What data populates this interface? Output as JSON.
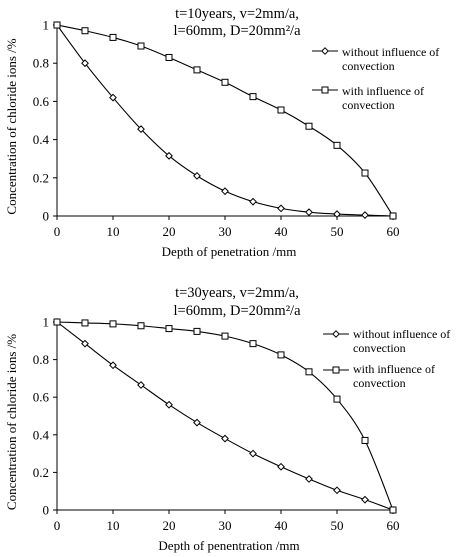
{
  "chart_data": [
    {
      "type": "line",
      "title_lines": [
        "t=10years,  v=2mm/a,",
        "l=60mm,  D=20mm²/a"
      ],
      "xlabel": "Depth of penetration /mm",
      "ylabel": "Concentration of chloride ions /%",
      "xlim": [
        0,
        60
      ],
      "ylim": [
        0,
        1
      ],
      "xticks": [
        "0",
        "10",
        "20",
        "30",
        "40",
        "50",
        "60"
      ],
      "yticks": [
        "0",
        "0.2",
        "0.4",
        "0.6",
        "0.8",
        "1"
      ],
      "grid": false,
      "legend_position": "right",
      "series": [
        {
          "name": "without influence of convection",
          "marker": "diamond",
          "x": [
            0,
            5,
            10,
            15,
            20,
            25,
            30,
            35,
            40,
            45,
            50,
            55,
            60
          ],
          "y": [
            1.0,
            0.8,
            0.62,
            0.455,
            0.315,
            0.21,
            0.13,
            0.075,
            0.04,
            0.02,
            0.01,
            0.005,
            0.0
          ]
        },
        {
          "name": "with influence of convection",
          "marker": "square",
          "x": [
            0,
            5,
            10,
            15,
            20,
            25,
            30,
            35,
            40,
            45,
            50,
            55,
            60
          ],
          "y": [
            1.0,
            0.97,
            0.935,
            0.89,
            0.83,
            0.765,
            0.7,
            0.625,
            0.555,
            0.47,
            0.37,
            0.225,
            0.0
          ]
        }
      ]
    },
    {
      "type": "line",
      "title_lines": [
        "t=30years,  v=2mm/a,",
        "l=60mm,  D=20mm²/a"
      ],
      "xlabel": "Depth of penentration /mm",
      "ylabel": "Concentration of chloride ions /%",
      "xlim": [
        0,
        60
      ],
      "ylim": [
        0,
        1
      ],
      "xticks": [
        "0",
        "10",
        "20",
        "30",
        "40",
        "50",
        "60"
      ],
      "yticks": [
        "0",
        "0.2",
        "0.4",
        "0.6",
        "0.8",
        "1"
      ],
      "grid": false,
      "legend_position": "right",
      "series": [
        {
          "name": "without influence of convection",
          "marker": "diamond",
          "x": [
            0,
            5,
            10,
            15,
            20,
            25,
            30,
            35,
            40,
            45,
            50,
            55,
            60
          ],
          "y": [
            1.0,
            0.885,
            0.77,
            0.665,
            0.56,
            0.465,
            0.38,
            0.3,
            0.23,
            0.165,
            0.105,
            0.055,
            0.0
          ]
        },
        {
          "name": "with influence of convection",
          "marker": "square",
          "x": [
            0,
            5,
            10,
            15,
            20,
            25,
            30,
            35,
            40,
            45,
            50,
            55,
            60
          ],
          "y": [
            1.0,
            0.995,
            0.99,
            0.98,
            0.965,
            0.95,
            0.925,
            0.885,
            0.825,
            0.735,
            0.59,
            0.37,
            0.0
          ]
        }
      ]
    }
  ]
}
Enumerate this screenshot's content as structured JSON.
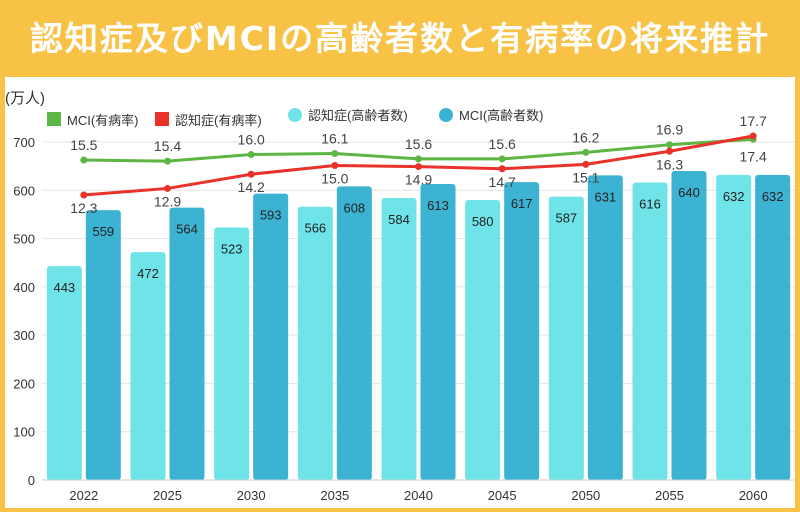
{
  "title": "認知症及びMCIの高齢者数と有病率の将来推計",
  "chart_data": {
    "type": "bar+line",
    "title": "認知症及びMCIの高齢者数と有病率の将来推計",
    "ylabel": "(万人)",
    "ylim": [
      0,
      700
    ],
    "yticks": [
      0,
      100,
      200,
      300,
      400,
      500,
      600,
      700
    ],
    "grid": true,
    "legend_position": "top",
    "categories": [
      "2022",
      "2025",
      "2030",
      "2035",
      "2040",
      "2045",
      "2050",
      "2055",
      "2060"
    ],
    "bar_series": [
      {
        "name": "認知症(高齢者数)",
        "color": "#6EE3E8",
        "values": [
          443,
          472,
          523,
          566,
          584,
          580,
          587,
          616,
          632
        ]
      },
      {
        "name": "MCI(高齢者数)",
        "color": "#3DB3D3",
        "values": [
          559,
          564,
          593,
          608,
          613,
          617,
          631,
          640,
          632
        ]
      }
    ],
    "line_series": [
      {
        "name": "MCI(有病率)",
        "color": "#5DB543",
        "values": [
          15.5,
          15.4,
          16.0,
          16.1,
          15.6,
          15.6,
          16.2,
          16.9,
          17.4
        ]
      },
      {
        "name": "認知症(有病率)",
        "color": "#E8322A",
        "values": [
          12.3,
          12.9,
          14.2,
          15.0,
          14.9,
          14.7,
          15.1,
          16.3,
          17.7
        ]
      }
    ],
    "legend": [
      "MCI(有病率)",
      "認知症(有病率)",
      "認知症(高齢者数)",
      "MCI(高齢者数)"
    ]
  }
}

### DIRECTIONS FOR THIS TASK
Reproduce the listing above exactly, excluding all pictures.

### CORRECT ANSWER
What data populates this interface? Output as JSON.
{
  "chart_data": [
    {
      "type": "line",
      "title_lines": [
        "t=10years,  v=2mm/a,",
        "l=60mm,  D=20mm²/a"
      ],
      "xlabel": "Depth of penetration /mm",
      "ylabel": "Concentration of chloride ions /%",
      "xlim": [
        0,
        60
      ],
      "ylim": [
        0,
        1
      ],
      "xticks": [
        "0",
        "10",
        "20",
        "30",
        "40",
        "50",
        "60"
      ],
      "yticks": [
        "0",
        "0.2",
        "0.4",
        "0.6",
        "0.8",
        "1"
      ],
      "grid": false,
      "legend_position": "right",
      "series": [
        {
          "name": "without influence of convection",
          "marker": "diamond",
          "x": [
            0,
            5,
            10,
            15,
            20,
            25,
            30,
            35,
            40,
            45,
            50,
            55,
            60
          ],
          "y": [
            1.0,
            0.8,
            0.62,
            0.455,
            0.315,
            0.21,
            0.13,
            0.075,
            0.04,
            0.02,
            0.01,
            0.005,
            0.0
          ]
        },
        {
          "name": "with influence of convection",
          "marker": "square",
          "x": [
            0,
            5,
            10,
            15,
            20,
            25,
            30,
            35,
            40,
            45,
            50,
            55,
            60
          ],
          "y": [
            1.0,
            0.97,
            0.935,
            0.89,
            0.83,
            0.765,
            0.7,
            0.625,
            0.555,
            0.47,
            0.37,
            0.225,
            0.0
          ]
        }
      ]
    },
    {
      "type": "line",
      "title_lines": [
        "t=30years,  v=2mm/a,",
        "l=60mm,  D=20mm²/a"
      ],
      "xlabel": "Depth of penentration /mm",
      "ylabel": "Concentration of chloride ions /%",
      "xlim": [
        0,
        60
      ],
      "ylim": [
        0,
        1
      ],
      "xticks": [
        "0",
        "10",
        "20",
        "30",
        "40",
        "50",
        "60"
      ],
      "yticks": [
        "0",
        "0.2",
        "0.4",
        "0.6",
        "0.8",
        "1"
      ],
      "grid": false,
      "legend_position": "right",
      "series": [
        {
          "name": "without influence of convection",
          "marker": "diamond",
          "x": [
            0,
            5,
            10,
            15,
            20,
            25,
            30,
            35,
            40,
            45,
            50,
            55,
            60
          ],
          "y": [
            1.0,
            0.885,
            0.77,
            0.665,
            0.56,
            0.465,
            0.38,
            0.3,
            0.23,
            0.165,
            0.105,
            0.055,
            0.0
          ]
        },
        {
          "name": "with influence of convection",
          "marker": "square",
          "x": [
            0,
            5,
            10,
            15,
            20,
            25,
            30,
            35,
            40,
            45,
            50,
            55,
            60
          ],
          "y": [
            1.0,
            0.995,
            0.99,
            0.98,
            0.965,
            0.95,
            0.925,
            0.885,
            0.825,
            0.735,
            0.59,
            0.37,
            0.0
          ]
        }
      ]
    }
  ]
}
Enumerate this screenshot's content as structured JSON.
{
  "title": "認知症及びMCIの高齢者数と有病率の将来推計",
  "chart_data": {
    "type": "bar+line",
    "title": "認知症及びMCIの高齢者数と有病率の将来推計",
    "ylabel": "(万人)",
    "ylim": [
      0,
      700
    ],
    "yticks": [
      0,
      100,
      200,
      300,
      400,
      500,
      600,
      700
    ],
    "grid": true,
    "legend_position": "top",
    "categories": [
      "2022",
      "2025",
      "2030",
      "2035",
      "2040",
      "2045",
      "2050",
      "2055",
      "2060"
    ],
    "bar_series": [
      {
        "name": "認知症(高齢者数)",
        "color": "#6EE3E8",
        "values": [
          443,
          472,
          523,
          566,
          584,
          580,
          587,
          616,
          632
        ]
      },
      {
        "name": "MCI(高齢者数)",
        "color": "#3DB3D3",
        "values": [
          559,
          564,
          593,
          608,
          613,
          617,
          631,
          640,
          632
        ]
      }
    ],
    "line_series": [
      {
        "name": "MCI(有病率)",
        "color": "#5DB543",
        "values": [
          15.5,
          15.4,
          16.0,
          16.1,
          15.6,
          15.6,
          16.2,
          16.9,
          17.4
        ]
      },
      {
        "name": "認知症(有病率)",
        "color": "#E8322A",
        "values": [
          12.3,
          12.9,
          14.2,
          15.0,
          14.9,
          14.7,
          15.1,
          16.3,
          17.7
        ]
      }
    ],
    "legend": [
      "MCI(有病率)",
      "認知症(有病率)",
      "認知症(高齢者数)",
      "MCI(高齢者数)"
    ]
  }
}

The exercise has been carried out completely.